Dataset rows

>> start

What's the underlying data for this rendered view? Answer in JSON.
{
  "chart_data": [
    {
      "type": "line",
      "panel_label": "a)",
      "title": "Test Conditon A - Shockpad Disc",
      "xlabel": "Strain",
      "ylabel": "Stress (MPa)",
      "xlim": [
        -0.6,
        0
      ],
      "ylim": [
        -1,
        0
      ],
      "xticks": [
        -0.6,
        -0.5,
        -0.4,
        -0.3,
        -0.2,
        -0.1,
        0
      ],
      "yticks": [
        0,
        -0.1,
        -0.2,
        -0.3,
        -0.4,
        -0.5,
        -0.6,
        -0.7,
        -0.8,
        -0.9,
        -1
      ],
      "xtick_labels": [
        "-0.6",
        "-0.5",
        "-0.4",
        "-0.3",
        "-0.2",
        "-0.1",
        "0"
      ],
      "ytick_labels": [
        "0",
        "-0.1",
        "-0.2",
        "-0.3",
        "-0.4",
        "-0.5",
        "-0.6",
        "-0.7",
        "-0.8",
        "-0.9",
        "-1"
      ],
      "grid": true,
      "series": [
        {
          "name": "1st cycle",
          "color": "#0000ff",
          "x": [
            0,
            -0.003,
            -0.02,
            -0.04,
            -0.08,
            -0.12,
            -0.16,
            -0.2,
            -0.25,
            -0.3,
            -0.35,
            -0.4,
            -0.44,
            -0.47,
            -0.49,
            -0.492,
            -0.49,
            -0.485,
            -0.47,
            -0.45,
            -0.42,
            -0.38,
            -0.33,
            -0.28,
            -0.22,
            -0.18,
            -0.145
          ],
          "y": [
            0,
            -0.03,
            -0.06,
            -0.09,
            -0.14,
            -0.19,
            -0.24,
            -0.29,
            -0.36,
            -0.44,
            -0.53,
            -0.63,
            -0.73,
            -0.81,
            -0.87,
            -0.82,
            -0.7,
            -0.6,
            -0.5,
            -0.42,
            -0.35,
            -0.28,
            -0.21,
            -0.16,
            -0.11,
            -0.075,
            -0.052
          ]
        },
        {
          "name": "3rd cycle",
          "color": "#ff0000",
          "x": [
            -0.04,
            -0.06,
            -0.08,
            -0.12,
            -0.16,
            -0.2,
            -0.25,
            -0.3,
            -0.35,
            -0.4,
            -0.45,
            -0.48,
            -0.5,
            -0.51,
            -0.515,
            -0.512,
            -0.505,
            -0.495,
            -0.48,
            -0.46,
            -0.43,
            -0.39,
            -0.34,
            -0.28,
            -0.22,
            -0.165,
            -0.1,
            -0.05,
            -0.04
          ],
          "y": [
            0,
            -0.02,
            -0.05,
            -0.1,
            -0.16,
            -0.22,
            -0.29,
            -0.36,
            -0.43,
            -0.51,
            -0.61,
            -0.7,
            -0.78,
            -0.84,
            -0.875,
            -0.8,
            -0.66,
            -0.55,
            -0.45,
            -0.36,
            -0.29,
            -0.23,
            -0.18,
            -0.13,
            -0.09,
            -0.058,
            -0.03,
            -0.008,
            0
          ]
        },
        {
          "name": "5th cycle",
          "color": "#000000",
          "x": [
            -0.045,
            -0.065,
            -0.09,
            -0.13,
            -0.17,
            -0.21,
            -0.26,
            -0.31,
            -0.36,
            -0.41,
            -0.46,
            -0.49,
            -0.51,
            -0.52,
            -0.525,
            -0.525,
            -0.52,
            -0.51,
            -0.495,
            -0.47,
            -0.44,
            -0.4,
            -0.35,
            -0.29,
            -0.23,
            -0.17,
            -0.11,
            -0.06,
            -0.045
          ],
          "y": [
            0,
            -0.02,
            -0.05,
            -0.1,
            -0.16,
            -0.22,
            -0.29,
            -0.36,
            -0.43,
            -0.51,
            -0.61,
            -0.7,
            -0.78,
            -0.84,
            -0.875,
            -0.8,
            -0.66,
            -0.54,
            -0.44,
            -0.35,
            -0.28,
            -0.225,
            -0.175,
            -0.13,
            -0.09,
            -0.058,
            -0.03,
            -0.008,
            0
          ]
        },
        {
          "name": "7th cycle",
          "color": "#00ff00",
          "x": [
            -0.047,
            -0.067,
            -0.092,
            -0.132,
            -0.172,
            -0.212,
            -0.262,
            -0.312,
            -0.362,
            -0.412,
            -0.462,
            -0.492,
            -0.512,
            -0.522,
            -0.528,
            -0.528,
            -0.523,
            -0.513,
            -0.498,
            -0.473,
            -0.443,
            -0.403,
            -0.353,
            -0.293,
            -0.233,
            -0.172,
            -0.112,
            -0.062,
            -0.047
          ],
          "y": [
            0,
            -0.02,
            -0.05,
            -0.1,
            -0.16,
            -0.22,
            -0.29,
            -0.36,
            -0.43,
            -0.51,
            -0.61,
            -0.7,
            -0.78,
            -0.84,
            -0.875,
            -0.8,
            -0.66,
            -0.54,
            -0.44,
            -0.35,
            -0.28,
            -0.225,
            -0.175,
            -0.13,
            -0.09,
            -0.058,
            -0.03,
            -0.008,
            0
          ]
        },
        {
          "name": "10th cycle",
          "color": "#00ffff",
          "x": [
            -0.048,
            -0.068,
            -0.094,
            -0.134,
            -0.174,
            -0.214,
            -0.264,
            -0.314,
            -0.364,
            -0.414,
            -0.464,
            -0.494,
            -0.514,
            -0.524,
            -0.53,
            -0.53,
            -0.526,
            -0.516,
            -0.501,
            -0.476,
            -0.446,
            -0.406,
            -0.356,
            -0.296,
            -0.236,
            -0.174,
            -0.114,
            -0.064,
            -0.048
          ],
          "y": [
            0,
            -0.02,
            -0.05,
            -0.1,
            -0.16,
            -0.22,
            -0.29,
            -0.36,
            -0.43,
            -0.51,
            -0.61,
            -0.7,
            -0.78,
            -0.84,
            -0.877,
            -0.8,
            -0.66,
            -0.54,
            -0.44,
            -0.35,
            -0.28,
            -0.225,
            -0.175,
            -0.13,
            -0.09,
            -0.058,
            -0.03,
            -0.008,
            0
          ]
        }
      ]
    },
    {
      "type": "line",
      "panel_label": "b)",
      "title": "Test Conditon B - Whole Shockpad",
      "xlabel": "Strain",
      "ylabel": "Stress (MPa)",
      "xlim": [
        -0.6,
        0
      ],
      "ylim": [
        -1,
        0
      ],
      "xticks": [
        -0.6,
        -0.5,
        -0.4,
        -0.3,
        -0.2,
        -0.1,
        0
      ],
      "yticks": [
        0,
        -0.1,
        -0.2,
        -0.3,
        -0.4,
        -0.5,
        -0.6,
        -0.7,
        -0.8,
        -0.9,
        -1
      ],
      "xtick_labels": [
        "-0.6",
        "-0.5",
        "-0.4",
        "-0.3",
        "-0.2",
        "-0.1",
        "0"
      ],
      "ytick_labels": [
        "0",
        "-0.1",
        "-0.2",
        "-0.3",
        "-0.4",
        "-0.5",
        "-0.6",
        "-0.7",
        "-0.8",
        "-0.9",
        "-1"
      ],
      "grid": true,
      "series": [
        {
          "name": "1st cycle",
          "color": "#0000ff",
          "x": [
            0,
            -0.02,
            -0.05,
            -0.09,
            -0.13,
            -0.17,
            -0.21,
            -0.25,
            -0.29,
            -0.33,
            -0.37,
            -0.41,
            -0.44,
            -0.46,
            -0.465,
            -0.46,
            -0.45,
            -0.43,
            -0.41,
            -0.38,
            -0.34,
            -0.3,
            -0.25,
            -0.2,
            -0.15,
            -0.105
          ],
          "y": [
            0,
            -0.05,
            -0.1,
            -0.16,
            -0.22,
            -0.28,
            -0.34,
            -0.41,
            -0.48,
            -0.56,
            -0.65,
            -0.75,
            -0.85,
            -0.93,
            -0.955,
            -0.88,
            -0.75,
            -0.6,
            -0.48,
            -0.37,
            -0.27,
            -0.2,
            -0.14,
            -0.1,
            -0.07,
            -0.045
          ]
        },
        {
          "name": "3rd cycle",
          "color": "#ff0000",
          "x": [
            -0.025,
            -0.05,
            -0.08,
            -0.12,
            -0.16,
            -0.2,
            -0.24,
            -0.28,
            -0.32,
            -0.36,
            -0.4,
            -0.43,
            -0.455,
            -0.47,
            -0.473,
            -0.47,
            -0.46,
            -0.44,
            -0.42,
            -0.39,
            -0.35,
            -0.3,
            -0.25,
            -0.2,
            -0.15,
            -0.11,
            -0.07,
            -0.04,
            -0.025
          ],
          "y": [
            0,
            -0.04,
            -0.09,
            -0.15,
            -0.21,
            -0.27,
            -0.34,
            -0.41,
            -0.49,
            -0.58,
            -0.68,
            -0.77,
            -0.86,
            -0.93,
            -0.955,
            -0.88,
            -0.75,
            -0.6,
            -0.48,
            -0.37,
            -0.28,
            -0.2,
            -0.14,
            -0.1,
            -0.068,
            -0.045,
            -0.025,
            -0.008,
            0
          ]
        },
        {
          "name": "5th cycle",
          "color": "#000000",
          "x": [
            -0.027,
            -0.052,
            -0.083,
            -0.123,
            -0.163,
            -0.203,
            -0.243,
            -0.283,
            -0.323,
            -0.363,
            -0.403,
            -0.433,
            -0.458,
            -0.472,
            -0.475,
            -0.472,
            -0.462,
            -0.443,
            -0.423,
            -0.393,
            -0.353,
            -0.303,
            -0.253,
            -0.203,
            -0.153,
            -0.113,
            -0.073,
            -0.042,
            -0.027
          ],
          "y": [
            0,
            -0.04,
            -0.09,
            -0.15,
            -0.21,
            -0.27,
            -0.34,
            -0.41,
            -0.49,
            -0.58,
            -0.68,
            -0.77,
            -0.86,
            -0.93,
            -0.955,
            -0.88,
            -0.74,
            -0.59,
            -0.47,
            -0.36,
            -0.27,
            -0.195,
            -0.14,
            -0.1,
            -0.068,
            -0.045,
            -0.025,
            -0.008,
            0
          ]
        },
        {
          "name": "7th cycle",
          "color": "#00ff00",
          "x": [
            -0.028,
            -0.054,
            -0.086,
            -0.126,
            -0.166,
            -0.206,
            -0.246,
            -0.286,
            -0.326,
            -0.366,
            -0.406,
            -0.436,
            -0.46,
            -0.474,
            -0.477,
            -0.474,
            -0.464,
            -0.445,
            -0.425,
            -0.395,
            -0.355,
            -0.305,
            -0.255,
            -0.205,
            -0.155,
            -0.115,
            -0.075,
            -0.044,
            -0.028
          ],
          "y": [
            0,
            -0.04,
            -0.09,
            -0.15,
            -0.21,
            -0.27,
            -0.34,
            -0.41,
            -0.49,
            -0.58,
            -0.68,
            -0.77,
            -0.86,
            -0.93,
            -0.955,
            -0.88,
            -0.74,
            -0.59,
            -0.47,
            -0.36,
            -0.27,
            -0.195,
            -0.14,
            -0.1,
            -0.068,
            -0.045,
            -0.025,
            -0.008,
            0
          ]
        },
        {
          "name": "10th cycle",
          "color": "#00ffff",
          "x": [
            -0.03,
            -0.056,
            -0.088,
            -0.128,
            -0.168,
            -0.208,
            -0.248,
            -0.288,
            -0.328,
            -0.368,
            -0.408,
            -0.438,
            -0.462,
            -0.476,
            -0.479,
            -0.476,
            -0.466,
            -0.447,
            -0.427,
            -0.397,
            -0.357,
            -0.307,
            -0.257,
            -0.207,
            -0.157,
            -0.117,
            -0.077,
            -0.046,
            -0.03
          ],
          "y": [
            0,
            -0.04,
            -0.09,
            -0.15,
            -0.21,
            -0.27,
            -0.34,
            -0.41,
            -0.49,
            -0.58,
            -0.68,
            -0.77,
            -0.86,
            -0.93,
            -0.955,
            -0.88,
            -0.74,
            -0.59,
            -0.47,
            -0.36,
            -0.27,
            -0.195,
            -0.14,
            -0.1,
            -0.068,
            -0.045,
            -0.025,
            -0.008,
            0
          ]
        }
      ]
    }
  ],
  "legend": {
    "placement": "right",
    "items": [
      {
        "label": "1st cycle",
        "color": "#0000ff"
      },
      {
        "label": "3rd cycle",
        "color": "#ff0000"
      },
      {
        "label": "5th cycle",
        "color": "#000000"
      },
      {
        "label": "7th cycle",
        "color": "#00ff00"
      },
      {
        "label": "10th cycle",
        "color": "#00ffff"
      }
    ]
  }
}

>> end

> THE EXERCISE
Return all lines containing "Conditon".

> WORKED SOLUTION
      "title": "Test Conditon A - Shockpad Disc",
      "title": "Test Conditon B - Whole Shockpad",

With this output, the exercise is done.